───── Given entries
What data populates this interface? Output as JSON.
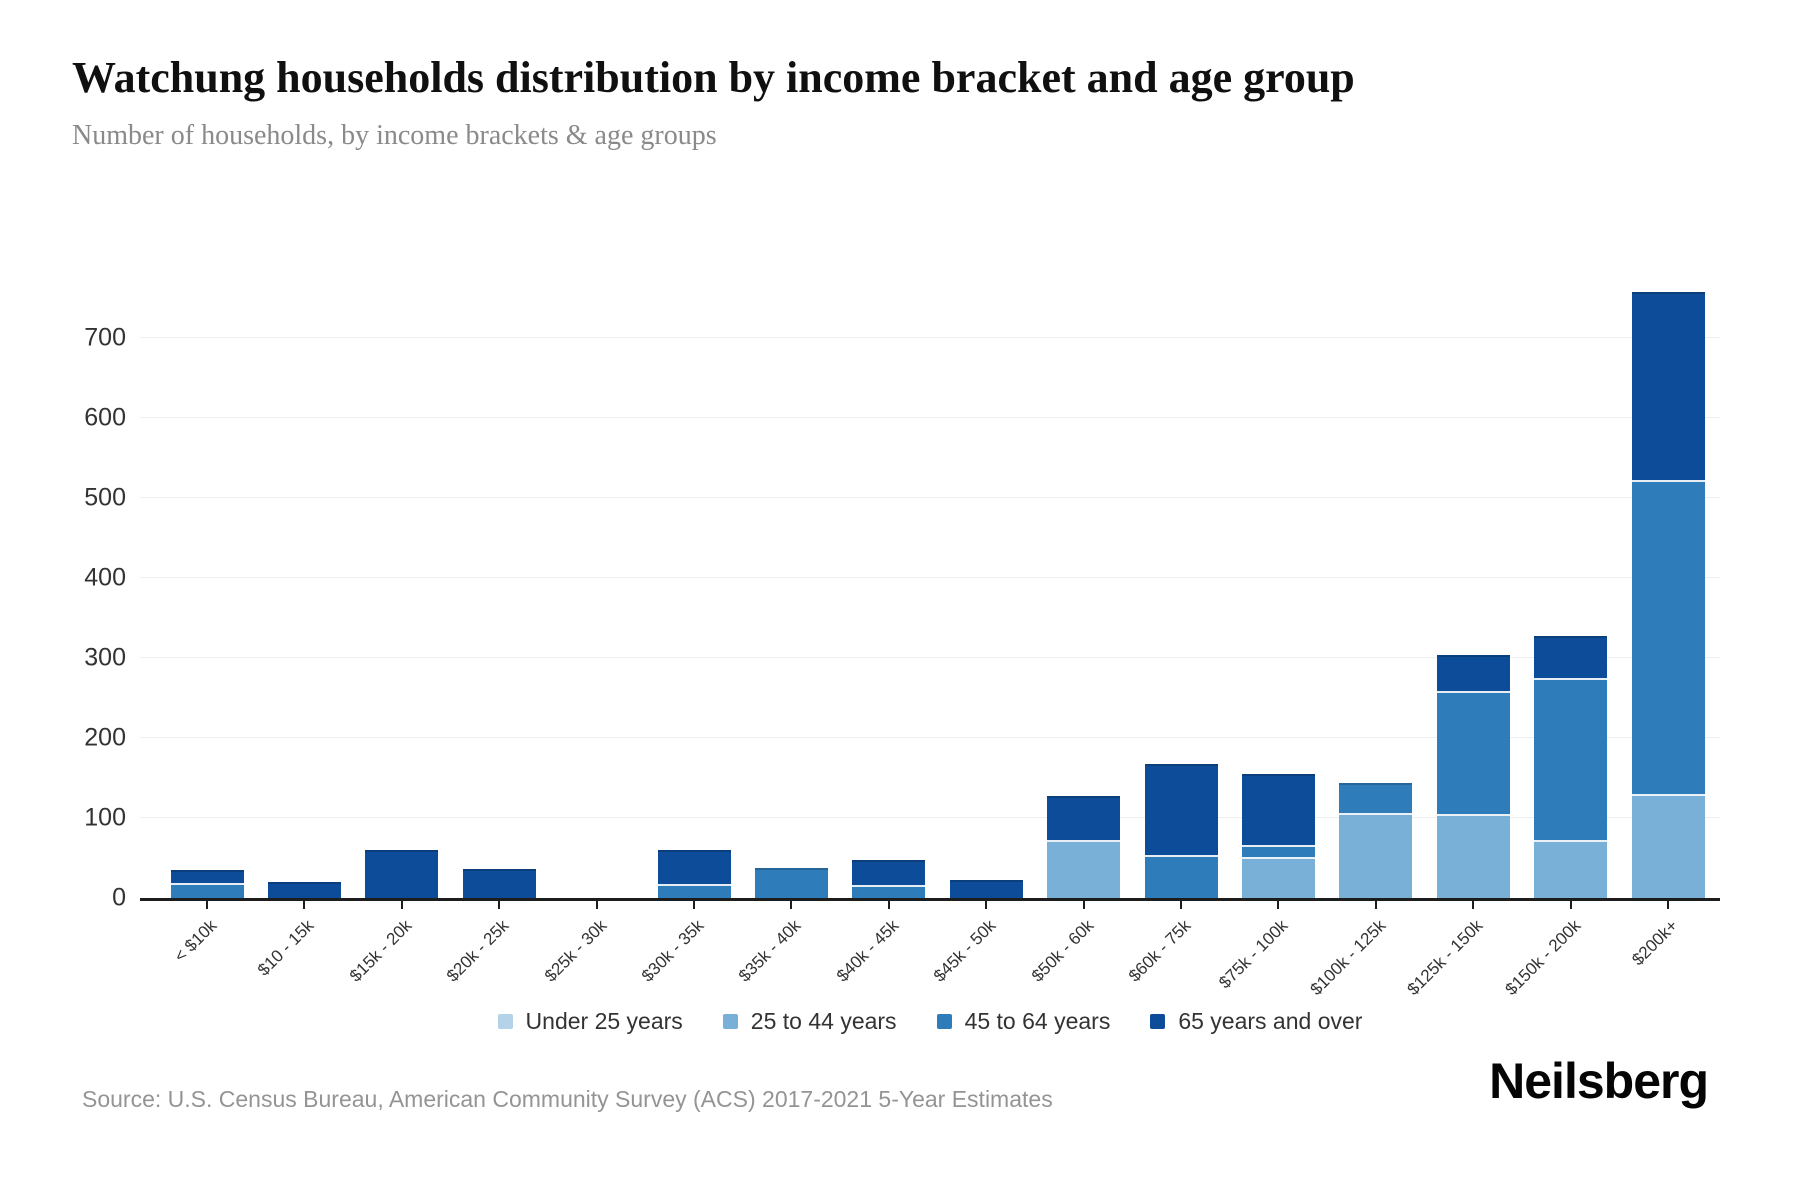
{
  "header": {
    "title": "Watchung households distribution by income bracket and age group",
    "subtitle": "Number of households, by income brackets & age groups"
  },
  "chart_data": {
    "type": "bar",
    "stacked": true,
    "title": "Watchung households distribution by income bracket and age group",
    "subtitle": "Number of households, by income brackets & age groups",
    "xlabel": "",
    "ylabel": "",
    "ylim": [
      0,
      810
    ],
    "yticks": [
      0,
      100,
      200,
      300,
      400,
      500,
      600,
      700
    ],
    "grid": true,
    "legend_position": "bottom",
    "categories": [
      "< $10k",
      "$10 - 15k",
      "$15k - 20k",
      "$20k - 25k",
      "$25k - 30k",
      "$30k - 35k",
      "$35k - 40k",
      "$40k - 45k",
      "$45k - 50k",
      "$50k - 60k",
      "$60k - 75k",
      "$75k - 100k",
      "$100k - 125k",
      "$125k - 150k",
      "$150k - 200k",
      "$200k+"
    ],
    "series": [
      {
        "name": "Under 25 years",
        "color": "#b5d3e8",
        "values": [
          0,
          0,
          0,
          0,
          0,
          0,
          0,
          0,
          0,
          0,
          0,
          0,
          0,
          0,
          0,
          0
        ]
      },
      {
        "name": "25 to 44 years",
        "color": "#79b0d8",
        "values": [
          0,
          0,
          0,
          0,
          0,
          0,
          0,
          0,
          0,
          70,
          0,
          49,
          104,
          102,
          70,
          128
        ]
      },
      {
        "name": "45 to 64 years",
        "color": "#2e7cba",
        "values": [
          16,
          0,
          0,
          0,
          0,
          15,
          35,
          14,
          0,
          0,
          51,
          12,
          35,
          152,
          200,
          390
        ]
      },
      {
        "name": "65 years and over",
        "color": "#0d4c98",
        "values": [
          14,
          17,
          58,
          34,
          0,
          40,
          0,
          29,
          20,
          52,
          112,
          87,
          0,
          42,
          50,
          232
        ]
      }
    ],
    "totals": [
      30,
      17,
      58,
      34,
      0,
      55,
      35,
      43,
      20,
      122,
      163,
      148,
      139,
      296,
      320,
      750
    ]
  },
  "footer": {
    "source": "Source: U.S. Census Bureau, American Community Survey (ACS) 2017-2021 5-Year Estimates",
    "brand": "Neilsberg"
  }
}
──────────
Stated problem: Pick out each line in the material containing "brackets".

Written solution:
    "subtitle": "Number of households, by income brackets & age groups"
    "subtitle": "Number of households, by income brackets & age groups",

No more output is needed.